=== Description of the task ===
Locate the word "this" in the data below, then copy every line that holds it.
==== Records for processing
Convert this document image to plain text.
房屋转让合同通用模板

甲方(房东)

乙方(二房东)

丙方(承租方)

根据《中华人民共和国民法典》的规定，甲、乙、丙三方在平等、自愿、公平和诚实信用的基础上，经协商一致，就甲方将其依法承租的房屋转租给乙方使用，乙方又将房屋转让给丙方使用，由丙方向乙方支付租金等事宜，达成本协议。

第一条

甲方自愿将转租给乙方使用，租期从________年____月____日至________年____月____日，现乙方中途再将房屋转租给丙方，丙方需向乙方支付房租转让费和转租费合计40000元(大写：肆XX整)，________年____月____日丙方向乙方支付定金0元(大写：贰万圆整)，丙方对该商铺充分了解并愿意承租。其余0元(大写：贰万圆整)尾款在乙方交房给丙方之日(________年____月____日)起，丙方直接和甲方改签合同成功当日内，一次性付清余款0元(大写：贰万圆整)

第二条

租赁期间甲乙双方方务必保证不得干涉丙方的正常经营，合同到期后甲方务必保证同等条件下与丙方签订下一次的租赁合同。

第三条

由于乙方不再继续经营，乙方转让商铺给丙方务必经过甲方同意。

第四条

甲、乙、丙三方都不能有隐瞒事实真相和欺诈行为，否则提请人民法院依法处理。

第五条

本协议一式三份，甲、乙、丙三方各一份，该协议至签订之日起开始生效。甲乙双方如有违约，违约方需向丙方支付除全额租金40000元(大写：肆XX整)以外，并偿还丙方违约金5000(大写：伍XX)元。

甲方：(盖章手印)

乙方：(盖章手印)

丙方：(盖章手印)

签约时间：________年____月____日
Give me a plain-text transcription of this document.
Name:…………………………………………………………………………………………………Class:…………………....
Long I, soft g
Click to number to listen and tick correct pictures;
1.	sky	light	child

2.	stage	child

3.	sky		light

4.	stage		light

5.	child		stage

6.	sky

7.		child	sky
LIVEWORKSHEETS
========
=== The answer ===
Convert this document image to plain text.
Give me a plain-text transcription of this document.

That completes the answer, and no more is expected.